- Reading text
━━━━━━━━

Scaling Self-Similar Formulation of the String Equations of the Hermitian Matrix Model

TL;DR

This paper reformulates the string equations of the Hermitian matrix model in terms of self-similar conditions across multiple integrable hierarchies, revealing deep connections between different models.

Contribution

It introduces a unified framework for understanding string equations as self-similar conditions in various integrable hierarchies, extending previous formulations.

Findings

Reformulation of string equations as self-similar conditions in the Ur--KdV hierarchy

Identification of the complexified NLS hierarchy with a string equation via non-scaling limit analysis

Establishment of equivalences between the string equations and hierarchies like AKNS and Heisenberg ferromagnet

Abstract

The string equation appearing in the double scaling limit of the Hermitian one--matrix model, which corresponds to a Galilean self--similar condition for the KdV hierarchy, is reformulated as a scaling self--similar condition for the Ur--KdV hierarchy. A non--scaling limit analysis of the one--matrix model has led to the complexified NLS hierarchy and a string equation. We show that this corresponds to the Galilean self--similarity condition for the AKNS hierarchy and also its equivalence to a scaling self--similar condition for the Heisenberg ferromagnet hierarchy.

━━━━━━━━

Recorded data:
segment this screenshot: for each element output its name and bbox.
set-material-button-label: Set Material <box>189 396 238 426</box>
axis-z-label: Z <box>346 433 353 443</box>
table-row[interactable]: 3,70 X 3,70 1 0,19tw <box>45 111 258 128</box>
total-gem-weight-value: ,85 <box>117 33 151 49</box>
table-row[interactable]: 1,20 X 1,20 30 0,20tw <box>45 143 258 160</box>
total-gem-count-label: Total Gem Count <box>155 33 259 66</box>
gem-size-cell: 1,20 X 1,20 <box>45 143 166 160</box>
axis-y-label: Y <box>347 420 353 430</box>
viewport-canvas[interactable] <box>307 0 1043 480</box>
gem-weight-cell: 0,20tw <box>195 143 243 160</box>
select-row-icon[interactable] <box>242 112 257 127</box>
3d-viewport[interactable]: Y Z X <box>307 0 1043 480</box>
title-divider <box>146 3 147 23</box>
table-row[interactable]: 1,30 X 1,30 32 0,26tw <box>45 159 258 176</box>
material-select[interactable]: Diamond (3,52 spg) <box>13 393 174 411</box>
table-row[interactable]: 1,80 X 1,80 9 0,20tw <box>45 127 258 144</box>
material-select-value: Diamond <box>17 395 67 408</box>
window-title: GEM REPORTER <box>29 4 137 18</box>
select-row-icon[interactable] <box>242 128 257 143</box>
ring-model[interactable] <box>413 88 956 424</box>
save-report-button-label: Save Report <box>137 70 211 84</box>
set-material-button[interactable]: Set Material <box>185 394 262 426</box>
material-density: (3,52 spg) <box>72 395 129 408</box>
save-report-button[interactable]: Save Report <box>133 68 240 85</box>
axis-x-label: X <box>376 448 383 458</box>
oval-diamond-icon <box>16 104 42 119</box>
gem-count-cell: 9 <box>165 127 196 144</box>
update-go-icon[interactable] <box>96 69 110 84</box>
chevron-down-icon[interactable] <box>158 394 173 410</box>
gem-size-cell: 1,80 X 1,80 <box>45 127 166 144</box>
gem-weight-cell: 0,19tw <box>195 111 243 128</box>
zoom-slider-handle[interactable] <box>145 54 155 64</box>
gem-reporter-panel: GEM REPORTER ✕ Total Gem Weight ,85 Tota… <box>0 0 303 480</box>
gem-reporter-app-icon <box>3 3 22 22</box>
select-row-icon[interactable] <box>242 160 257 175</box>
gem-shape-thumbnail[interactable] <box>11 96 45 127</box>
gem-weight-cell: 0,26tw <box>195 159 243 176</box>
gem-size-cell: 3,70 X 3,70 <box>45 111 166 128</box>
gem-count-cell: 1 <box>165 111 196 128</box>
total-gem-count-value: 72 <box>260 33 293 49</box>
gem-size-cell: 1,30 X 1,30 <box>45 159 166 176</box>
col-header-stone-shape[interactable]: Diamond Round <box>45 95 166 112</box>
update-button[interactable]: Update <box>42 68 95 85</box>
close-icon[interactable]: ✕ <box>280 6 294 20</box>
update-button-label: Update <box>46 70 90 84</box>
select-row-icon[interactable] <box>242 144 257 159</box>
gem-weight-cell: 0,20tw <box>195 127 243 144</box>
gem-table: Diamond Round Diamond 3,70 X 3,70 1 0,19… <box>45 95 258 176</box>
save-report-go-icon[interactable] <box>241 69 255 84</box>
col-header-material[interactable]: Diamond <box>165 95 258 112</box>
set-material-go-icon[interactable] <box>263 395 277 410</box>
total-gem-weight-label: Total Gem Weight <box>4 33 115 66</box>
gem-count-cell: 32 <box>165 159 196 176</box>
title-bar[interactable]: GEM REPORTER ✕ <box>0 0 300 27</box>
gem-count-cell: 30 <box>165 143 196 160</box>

━━━━━━━━

- To do
A. In the matrix model text, the string equation from the double scaling limit corresponds to a Galilean self-similar condition for which hierarchy?
B. List every integrable hierarchy that the matrix model text names.

- Per-task answers
A. The KdV hierarchy.

B.
KdV hierarchy
Ur--KdV hierarchy
Complexified NLS hierarchy
AKNS hierarchy
Heisenberg ferromagnet hierarchy